Data excerpts:

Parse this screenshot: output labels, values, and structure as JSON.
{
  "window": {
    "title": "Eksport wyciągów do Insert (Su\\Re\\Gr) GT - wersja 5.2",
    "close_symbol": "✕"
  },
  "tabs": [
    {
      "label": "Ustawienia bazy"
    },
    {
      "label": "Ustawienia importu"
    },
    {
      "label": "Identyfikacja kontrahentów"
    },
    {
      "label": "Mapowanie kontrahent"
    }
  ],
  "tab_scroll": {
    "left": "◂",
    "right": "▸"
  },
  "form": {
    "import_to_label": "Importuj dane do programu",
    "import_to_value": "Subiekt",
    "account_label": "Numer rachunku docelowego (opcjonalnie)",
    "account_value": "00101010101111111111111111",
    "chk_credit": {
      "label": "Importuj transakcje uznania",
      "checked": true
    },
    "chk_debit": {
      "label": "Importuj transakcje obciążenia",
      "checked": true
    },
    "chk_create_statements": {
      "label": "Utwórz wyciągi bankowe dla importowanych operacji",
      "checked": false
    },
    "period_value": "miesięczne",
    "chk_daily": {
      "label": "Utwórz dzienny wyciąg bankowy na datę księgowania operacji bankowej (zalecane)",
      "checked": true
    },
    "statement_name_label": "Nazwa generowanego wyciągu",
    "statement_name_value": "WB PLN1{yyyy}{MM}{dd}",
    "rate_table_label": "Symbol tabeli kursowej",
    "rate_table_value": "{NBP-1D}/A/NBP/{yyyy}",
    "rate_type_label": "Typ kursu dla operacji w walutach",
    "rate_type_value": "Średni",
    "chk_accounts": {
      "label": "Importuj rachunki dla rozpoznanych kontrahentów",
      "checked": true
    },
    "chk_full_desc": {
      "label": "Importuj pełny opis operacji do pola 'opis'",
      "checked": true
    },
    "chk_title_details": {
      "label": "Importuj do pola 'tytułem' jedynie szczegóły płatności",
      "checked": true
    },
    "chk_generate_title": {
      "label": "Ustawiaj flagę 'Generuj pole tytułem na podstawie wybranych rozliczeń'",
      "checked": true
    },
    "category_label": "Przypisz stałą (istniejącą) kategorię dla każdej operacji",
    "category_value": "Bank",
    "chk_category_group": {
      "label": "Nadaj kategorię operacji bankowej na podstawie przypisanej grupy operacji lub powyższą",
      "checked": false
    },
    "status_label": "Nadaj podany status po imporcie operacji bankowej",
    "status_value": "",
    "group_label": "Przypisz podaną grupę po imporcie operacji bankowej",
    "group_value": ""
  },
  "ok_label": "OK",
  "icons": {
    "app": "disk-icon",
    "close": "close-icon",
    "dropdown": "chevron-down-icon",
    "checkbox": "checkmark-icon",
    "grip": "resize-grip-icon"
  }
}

Your goal:
Search the data for the word "bankowej" and copy each line where it appears.

Exercise answer:
      "label": "Utwórz dzienny wyciąg bankowy na datę księgowania operacji bankowej (zalecane)",
      "label": "Nadaj kategorię operacji bankowej na podstawie przypisanej grupy operacji lub powyższą",
    "status_label": "Nadaj podany status po imporcie operacji bankowej",
    "group_label": "Przypisz podaną grupę po imporcie operacji bankowej",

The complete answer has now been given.